Begin

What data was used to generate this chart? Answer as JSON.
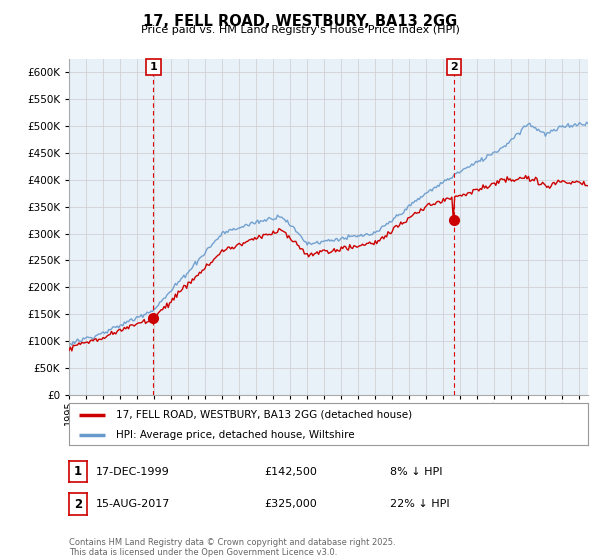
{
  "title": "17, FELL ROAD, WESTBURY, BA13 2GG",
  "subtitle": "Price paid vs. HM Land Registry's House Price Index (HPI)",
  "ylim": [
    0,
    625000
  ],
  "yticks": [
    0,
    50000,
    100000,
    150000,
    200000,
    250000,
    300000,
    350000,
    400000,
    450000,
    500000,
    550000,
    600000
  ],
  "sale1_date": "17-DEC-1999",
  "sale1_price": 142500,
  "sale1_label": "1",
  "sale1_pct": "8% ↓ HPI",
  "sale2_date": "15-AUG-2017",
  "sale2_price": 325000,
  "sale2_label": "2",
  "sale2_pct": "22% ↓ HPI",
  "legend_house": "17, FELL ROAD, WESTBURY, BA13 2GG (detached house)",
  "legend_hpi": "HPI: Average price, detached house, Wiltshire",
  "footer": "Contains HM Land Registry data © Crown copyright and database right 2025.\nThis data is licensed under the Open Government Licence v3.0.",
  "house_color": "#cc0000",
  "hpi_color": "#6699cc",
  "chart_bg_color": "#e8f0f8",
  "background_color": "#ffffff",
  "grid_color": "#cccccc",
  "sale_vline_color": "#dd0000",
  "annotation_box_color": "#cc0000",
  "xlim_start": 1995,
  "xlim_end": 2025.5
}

End

__Problem__
Copy each line of the listing in which the word "Land" can be found.

__Reply__
  "subtitle": "Price paid vs. HM Land Registry's House Price Index (HPI)",
  "footer": "Contains HM Land Registry data © Crown copyright and database right 2025.\nThis data is licensed under the Open Government Licence v3.0.",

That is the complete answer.